| TASK GOAL |
Look through the records that follow. Copy every line containing the word "Количество".

| DATA PROVIDED |
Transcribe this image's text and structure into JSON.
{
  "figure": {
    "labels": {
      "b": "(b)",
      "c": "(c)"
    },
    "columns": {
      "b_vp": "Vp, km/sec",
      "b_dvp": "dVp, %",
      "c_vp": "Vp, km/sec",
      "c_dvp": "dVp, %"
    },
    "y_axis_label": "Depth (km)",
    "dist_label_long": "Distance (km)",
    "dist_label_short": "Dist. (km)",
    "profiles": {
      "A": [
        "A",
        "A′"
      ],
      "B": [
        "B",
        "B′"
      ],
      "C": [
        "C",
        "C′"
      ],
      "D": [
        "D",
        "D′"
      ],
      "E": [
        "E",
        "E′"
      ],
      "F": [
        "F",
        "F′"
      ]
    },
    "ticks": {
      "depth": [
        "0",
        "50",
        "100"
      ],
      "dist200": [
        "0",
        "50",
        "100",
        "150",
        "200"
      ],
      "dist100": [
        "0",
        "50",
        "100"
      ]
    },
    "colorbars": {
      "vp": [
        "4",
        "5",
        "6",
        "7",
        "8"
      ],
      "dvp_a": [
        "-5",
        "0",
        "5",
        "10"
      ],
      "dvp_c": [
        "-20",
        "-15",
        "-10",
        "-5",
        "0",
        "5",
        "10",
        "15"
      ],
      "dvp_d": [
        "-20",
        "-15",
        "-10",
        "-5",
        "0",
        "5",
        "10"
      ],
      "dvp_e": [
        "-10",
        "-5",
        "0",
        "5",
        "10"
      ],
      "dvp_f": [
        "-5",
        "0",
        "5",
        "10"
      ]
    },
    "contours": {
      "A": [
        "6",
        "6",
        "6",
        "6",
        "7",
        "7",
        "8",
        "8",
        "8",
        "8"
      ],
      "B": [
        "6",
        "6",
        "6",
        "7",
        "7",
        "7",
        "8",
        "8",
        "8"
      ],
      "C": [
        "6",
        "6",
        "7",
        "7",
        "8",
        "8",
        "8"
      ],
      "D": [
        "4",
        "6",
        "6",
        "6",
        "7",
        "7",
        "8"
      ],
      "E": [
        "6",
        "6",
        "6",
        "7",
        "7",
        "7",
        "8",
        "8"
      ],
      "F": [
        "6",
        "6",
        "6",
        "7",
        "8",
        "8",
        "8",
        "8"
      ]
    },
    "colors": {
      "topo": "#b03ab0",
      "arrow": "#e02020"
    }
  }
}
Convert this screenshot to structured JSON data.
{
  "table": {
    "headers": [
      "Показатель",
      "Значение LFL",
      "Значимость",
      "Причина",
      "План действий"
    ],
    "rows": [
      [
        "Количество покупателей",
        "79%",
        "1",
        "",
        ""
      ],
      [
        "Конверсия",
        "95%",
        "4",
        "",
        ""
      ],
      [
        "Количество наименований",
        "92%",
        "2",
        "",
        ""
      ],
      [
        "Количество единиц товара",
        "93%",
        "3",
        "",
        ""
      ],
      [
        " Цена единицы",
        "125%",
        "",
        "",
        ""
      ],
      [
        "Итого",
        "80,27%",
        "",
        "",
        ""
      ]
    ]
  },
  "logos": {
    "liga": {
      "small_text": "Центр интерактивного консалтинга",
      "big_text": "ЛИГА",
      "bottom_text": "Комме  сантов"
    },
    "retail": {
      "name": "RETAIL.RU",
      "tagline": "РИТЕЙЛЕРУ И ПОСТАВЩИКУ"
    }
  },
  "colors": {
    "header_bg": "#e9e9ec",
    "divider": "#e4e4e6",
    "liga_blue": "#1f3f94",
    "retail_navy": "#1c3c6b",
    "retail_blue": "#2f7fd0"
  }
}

| SOLUTION TO THIS TASK |
        "Количество покупателей",
        "Количество наименований",
        "Количество единиц товара",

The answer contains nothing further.